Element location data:
-*-*-

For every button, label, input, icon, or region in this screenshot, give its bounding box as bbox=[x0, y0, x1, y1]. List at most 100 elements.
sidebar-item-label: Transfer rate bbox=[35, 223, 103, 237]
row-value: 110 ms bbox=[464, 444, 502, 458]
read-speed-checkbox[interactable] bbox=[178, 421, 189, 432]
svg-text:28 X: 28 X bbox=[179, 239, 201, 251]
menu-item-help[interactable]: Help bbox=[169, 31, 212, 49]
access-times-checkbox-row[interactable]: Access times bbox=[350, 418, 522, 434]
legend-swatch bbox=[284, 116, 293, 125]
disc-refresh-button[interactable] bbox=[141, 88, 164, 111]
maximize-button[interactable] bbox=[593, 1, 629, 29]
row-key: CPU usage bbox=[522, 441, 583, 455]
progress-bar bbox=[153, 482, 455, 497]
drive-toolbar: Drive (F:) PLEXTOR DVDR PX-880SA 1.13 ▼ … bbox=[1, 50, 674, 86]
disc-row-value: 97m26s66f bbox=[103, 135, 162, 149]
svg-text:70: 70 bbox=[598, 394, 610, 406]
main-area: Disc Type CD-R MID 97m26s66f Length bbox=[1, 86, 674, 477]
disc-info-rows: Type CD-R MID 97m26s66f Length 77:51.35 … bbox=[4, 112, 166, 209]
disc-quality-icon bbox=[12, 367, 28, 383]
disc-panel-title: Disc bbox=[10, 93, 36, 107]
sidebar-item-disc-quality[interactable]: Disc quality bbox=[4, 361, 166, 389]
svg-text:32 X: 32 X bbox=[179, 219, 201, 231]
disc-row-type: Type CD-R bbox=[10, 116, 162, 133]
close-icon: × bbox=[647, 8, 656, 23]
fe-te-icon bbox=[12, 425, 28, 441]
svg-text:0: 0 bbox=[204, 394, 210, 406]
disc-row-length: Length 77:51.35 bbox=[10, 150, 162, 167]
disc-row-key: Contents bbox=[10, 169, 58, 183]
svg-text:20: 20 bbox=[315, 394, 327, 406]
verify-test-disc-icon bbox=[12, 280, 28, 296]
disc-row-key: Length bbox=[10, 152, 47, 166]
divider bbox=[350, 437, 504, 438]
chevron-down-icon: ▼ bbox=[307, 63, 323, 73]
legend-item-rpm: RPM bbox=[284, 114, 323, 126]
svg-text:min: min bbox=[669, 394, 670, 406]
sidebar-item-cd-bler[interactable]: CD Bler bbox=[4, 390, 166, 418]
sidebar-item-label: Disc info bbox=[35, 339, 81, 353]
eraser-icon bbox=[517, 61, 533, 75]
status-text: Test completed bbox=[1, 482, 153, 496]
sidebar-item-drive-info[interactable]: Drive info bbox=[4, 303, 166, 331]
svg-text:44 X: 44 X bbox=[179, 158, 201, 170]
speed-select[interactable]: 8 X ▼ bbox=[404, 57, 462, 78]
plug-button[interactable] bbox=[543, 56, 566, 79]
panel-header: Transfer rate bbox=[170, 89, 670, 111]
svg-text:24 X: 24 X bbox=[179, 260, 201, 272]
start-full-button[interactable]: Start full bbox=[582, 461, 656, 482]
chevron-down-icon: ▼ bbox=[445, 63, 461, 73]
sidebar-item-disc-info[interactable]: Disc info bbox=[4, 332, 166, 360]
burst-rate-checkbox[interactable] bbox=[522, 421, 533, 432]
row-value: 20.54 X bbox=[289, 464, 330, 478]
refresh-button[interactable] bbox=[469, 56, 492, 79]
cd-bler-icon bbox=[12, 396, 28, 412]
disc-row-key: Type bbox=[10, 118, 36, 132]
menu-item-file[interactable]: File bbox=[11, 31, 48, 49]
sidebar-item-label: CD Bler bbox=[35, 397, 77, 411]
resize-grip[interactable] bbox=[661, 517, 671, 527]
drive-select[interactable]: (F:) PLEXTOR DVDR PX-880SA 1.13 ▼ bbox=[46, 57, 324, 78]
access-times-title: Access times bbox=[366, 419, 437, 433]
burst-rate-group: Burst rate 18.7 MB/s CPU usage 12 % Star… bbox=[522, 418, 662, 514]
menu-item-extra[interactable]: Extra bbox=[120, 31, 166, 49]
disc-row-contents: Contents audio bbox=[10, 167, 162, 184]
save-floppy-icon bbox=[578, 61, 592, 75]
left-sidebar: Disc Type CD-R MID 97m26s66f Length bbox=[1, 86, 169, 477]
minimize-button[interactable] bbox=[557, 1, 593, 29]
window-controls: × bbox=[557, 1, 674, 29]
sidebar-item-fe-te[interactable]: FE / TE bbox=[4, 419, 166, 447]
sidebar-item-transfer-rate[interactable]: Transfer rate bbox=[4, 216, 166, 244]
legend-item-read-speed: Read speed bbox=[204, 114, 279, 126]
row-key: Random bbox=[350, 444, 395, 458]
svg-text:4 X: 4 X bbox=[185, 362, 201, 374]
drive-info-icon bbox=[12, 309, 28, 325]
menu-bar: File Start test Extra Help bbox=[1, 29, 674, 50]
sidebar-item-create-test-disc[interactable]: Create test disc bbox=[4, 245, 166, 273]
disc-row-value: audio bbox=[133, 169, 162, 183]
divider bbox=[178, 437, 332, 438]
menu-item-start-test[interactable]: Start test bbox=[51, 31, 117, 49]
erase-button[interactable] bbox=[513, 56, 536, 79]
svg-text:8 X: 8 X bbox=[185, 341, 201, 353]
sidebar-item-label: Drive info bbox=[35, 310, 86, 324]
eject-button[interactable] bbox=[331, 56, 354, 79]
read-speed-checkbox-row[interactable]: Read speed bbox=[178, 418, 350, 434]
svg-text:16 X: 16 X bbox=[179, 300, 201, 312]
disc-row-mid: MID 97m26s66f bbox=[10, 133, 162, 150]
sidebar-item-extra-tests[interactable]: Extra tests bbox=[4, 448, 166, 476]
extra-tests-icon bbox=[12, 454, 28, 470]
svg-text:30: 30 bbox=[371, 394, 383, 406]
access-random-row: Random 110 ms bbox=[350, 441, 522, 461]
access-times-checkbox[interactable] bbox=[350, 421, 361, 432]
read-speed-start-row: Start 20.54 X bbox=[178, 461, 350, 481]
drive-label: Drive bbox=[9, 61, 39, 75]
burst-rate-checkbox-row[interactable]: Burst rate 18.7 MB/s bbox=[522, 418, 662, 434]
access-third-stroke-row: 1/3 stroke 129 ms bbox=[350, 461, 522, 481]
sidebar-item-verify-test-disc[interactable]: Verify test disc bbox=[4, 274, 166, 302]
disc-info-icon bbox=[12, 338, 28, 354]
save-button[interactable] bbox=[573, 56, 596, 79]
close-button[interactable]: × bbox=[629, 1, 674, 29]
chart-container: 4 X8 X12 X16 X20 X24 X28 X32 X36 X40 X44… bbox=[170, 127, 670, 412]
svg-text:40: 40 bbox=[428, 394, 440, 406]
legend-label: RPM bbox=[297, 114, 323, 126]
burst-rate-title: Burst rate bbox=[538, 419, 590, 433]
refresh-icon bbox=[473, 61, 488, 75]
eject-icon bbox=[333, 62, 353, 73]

-*-*-

--- REQUIRED WORK ---
Copy the material word for word, from its first line through the line containing "disc-refresh-button[interactable] bbox=[141, 88, 164, 111]", including that line.

--- FULL SOLUTION ---
For every button, label, input, icon, or region in this screenshot, give its bounding box as bbox=[x0, y0, x1, y1]. List at most 100 elements.
sidebar-item-label: Transfer rate bbox=[35, 223, 103, 237]
row-value: 110 ms bbox=[464, 444, 502, 458]
read-speed-checkbox[interactable] bbox=[178, 421, 189, 432]
svg-text:28 X: 28 X bbox=[179, 239, 201, 251]
menu-item-help[interactable]: Help bbox=[169, 31, 212, 49]
access-times-checkbox-row[interactable]: Access times bbox=[350, 418, 522, 434]
legend-swatch bbox=[284, 116, 293, 125]
disc-refresh-button[interactable] bbox=[141, 88, 164, 111]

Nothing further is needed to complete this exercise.